### STATED PROBLEM:
State the count of lines below in which the word "object" appears, and add nothing.

### Dataset excerpts:
....

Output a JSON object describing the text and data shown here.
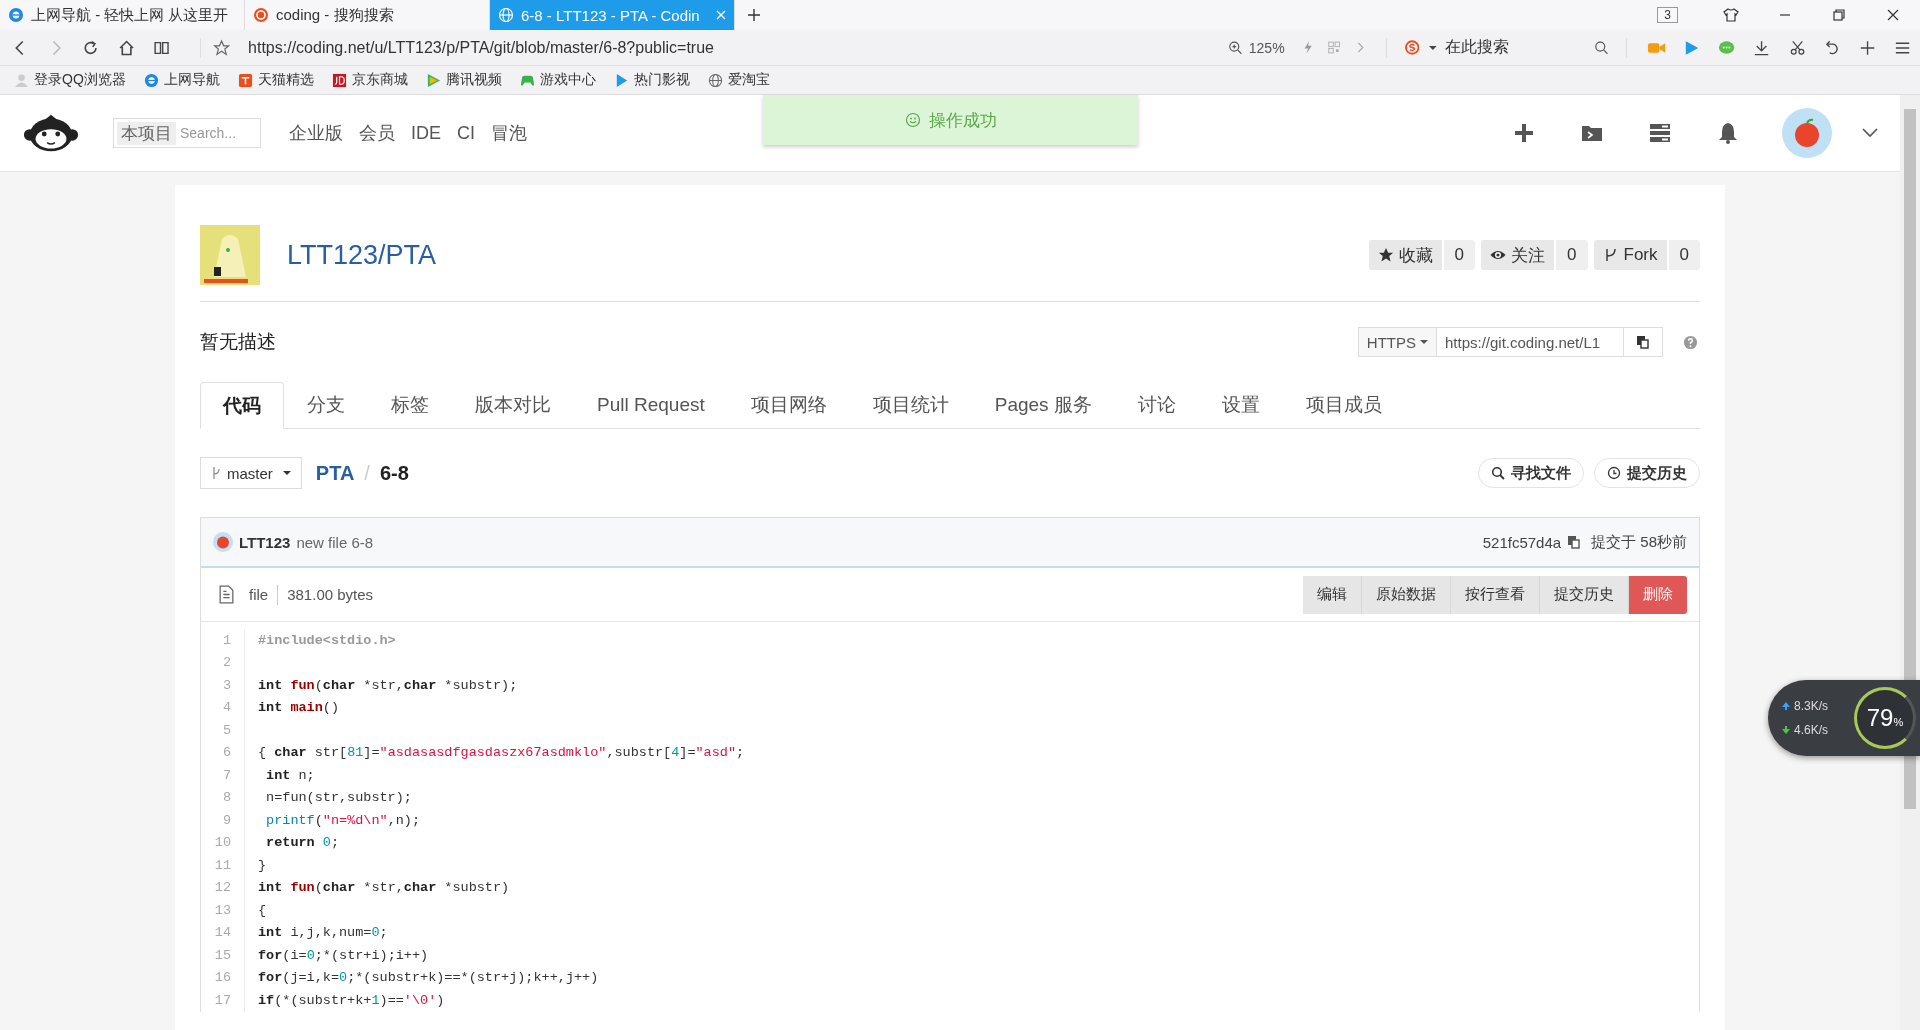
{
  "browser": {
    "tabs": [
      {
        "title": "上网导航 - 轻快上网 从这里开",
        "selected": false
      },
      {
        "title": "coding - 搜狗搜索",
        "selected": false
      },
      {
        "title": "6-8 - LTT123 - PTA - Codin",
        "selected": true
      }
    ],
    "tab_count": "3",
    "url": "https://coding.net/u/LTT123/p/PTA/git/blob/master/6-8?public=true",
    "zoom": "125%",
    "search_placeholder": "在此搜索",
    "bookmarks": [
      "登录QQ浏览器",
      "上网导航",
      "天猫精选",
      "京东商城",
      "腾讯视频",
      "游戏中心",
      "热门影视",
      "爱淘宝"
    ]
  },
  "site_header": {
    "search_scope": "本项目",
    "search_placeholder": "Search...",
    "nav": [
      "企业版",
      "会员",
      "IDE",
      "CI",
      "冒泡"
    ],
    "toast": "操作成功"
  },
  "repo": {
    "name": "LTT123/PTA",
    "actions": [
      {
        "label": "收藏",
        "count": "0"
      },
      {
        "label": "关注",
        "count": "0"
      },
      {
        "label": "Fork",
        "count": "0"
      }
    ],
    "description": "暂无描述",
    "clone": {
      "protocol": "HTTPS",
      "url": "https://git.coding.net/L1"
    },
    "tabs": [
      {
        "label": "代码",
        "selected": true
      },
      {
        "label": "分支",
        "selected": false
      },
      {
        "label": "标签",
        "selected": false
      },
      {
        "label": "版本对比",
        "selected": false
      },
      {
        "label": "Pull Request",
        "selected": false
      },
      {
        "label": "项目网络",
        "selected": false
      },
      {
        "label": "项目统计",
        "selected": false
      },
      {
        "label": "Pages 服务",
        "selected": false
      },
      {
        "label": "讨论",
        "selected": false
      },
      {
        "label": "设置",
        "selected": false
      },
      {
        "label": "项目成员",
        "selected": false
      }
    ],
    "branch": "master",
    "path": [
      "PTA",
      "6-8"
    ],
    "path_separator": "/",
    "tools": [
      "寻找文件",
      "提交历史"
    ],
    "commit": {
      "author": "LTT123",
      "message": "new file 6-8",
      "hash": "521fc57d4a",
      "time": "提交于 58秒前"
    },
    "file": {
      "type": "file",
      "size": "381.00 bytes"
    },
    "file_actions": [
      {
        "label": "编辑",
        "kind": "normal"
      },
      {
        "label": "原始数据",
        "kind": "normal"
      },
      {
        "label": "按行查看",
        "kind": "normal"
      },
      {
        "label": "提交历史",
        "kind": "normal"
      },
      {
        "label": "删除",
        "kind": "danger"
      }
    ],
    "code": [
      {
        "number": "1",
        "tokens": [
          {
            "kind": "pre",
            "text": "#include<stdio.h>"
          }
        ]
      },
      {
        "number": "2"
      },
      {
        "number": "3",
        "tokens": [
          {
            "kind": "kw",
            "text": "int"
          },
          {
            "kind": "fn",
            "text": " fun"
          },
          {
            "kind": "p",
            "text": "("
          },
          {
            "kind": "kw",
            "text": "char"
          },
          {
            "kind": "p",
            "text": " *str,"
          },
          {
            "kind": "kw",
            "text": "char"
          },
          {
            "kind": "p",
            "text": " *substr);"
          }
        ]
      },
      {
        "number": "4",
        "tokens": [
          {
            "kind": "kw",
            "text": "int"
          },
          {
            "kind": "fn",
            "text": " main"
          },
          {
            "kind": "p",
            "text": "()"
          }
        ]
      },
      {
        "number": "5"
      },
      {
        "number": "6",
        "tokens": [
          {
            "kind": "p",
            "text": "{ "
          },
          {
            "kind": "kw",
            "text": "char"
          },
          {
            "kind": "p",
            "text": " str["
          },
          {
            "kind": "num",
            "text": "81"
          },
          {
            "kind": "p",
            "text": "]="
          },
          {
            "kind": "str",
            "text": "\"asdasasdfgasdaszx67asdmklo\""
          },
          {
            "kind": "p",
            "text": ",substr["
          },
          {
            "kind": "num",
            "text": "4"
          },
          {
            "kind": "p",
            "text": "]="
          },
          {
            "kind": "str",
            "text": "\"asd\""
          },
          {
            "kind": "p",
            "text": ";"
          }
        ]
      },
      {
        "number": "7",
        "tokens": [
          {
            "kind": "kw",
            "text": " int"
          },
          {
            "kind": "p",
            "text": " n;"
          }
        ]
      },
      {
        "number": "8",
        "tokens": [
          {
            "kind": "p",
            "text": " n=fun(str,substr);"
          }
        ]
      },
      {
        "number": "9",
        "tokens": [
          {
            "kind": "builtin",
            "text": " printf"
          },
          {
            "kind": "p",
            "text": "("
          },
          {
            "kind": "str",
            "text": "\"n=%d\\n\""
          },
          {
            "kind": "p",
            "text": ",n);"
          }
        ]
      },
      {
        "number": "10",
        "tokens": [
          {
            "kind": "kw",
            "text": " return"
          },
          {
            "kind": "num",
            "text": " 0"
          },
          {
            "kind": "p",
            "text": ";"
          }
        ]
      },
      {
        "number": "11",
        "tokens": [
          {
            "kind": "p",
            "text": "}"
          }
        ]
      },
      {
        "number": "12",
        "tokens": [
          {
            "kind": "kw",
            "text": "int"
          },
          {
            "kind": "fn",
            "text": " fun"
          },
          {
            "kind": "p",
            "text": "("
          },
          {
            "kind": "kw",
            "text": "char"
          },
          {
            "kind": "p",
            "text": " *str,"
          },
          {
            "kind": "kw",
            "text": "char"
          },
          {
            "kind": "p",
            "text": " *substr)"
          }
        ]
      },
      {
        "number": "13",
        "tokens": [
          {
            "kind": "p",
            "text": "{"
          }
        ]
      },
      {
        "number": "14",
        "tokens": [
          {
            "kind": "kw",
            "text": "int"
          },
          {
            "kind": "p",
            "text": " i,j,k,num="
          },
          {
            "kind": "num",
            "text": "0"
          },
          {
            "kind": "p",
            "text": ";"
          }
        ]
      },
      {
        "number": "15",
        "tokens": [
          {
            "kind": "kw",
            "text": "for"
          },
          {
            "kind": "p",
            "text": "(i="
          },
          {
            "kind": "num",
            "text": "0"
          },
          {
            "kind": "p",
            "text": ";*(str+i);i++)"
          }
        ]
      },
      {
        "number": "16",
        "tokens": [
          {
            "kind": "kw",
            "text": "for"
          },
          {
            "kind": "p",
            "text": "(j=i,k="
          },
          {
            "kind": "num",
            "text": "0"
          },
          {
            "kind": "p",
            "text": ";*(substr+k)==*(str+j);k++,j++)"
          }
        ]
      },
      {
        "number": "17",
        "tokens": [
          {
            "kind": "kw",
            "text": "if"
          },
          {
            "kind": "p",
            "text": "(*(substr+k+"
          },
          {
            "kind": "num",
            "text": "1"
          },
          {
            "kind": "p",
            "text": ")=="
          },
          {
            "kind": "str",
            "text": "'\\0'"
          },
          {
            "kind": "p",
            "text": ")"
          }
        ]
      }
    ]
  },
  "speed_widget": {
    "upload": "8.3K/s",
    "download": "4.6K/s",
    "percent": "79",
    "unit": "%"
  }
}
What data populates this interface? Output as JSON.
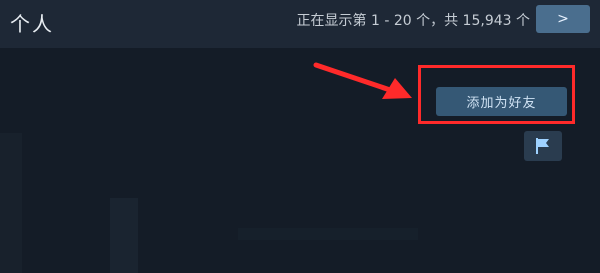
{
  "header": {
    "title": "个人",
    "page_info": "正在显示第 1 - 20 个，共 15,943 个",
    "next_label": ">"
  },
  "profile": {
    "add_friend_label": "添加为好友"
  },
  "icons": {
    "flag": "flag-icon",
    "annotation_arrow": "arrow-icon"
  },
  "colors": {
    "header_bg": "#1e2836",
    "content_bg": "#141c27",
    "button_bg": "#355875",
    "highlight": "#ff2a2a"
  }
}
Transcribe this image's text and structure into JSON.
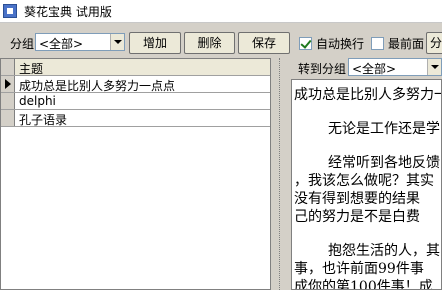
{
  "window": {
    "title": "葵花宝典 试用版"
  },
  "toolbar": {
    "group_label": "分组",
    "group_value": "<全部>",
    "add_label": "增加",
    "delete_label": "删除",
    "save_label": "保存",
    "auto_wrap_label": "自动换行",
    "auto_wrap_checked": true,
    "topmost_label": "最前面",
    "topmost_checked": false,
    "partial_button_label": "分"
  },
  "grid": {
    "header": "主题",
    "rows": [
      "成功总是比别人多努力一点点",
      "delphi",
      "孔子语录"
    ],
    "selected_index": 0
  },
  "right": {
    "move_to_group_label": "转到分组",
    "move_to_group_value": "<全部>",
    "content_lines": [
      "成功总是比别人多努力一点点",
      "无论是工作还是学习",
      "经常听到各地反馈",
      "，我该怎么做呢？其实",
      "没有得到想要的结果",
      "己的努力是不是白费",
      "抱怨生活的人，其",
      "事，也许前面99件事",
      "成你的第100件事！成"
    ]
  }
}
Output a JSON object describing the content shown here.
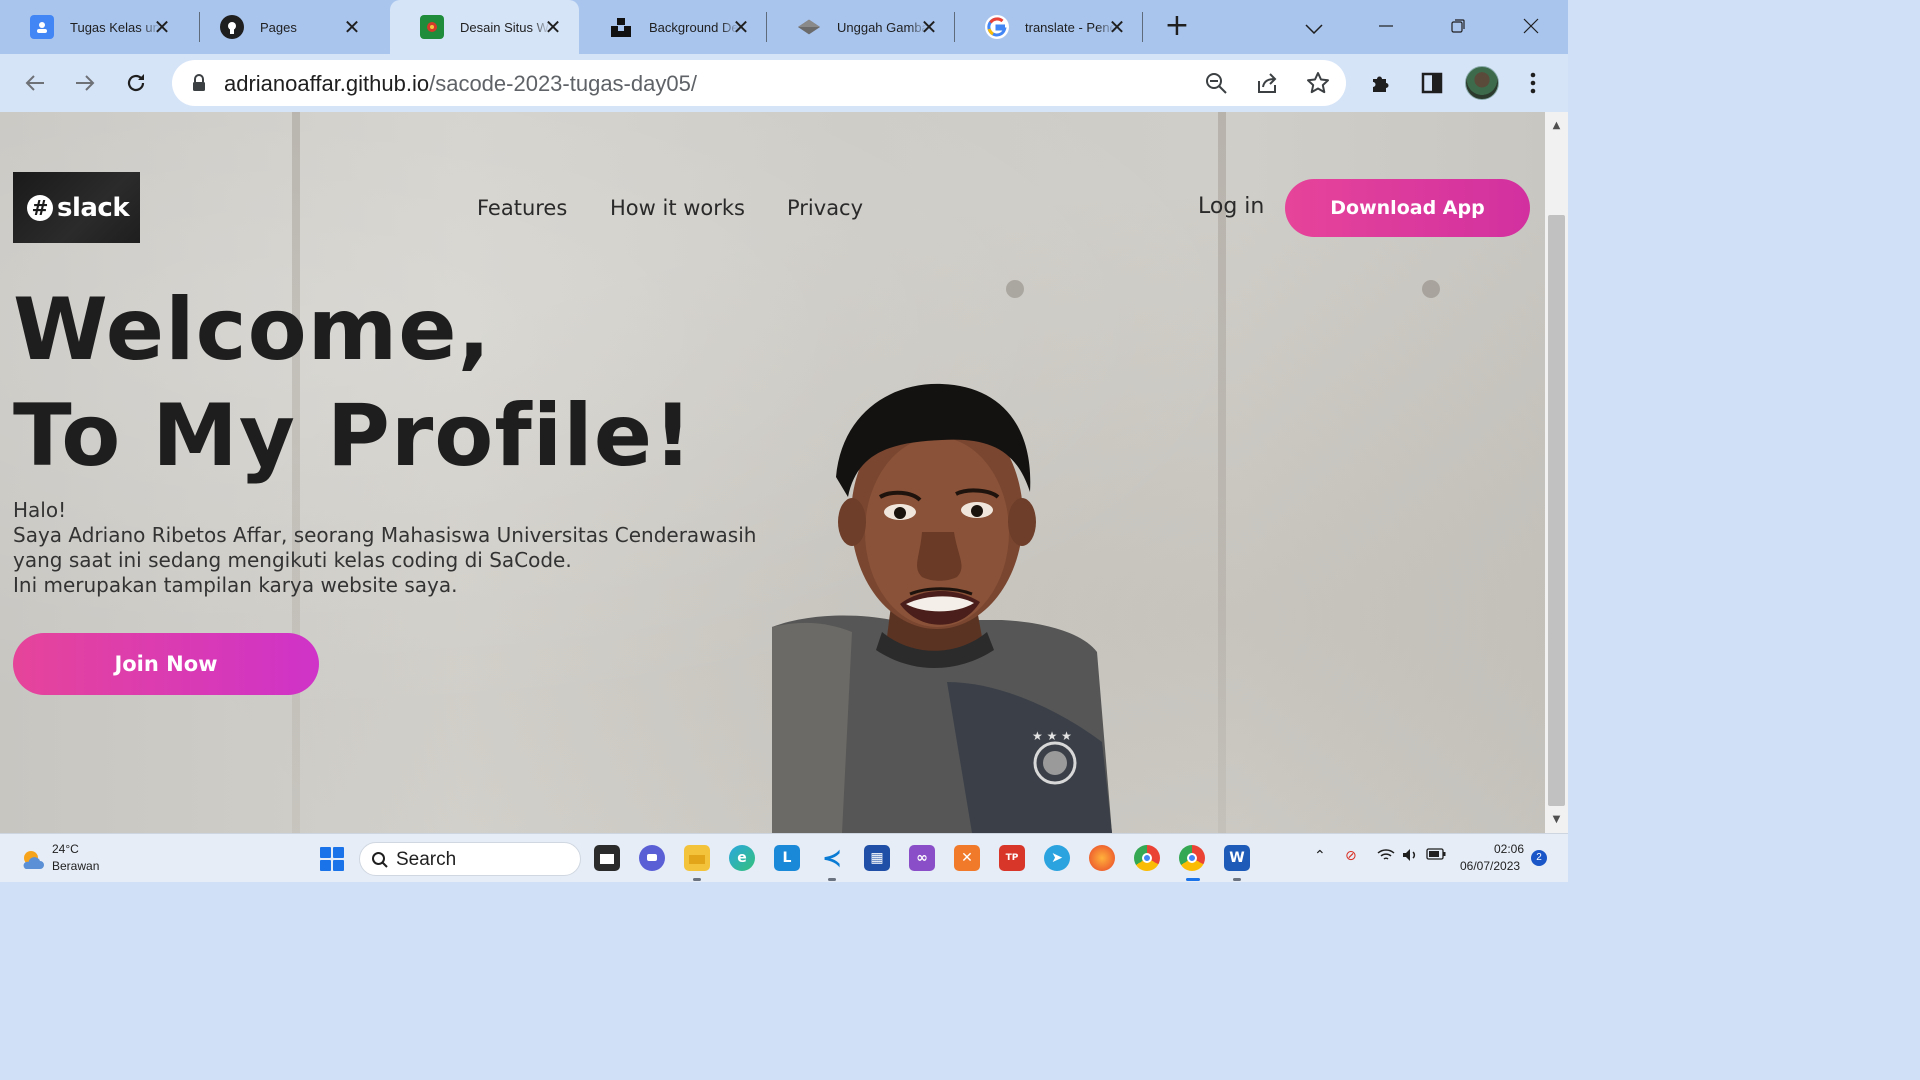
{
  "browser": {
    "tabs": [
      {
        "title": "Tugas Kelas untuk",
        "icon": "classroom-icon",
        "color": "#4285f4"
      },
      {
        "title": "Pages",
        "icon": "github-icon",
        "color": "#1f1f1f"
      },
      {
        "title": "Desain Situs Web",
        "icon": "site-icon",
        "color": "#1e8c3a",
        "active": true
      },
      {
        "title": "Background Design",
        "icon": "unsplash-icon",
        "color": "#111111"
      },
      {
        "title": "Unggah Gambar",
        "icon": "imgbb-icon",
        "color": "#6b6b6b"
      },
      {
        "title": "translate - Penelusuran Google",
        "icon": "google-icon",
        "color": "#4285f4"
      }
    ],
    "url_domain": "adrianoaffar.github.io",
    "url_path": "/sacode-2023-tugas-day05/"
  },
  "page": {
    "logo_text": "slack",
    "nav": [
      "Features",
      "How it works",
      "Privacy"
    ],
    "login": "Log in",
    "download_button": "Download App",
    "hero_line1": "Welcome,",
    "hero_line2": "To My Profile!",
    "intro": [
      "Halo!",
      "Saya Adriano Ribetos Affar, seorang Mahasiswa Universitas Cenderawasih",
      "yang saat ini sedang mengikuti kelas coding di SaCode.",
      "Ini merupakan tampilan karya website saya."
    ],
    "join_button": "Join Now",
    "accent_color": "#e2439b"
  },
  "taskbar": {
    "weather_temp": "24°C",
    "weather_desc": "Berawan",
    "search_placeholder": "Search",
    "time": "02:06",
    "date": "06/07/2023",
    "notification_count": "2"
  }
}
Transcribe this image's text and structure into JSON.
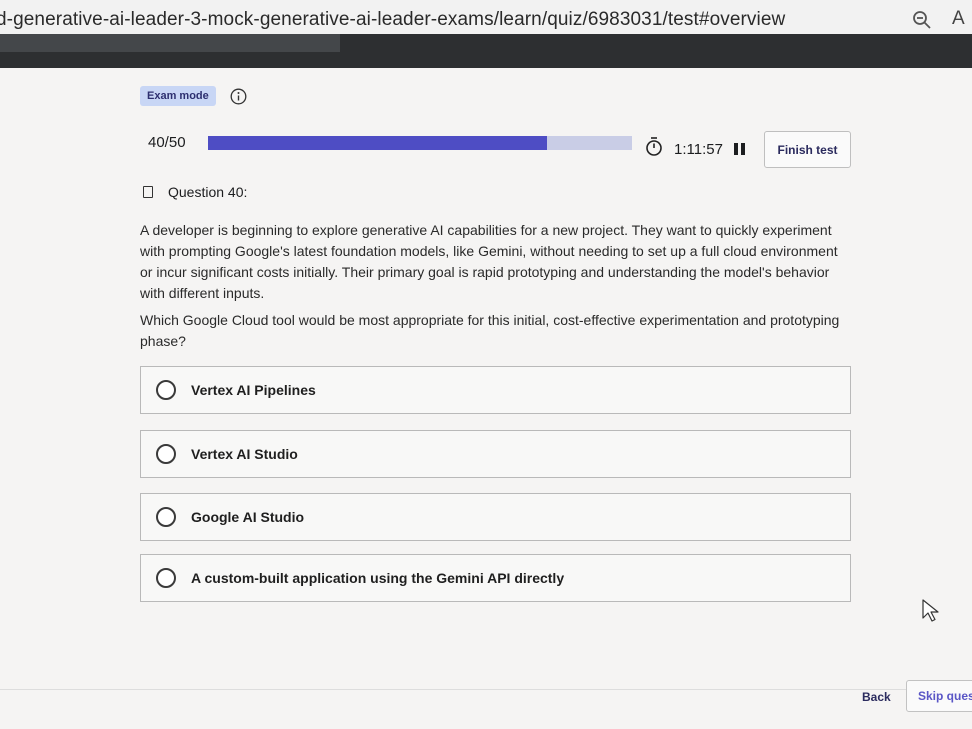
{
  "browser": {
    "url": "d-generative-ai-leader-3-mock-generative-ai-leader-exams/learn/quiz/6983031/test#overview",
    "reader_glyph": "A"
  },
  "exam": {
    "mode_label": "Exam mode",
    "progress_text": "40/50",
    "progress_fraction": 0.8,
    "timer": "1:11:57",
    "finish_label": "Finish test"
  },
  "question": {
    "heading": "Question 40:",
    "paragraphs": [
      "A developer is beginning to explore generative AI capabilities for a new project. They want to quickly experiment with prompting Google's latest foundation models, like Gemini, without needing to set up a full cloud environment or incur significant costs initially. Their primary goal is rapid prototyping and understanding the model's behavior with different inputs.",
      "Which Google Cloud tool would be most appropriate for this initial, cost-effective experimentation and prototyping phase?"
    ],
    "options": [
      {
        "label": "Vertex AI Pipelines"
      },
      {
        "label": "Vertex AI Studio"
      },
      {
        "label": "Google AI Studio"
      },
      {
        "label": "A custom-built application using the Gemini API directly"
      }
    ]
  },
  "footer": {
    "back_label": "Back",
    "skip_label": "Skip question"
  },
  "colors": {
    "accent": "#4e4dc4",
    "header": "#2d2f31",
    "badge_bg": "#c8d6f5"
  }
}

....

### COMPLETED EXERCISE:
2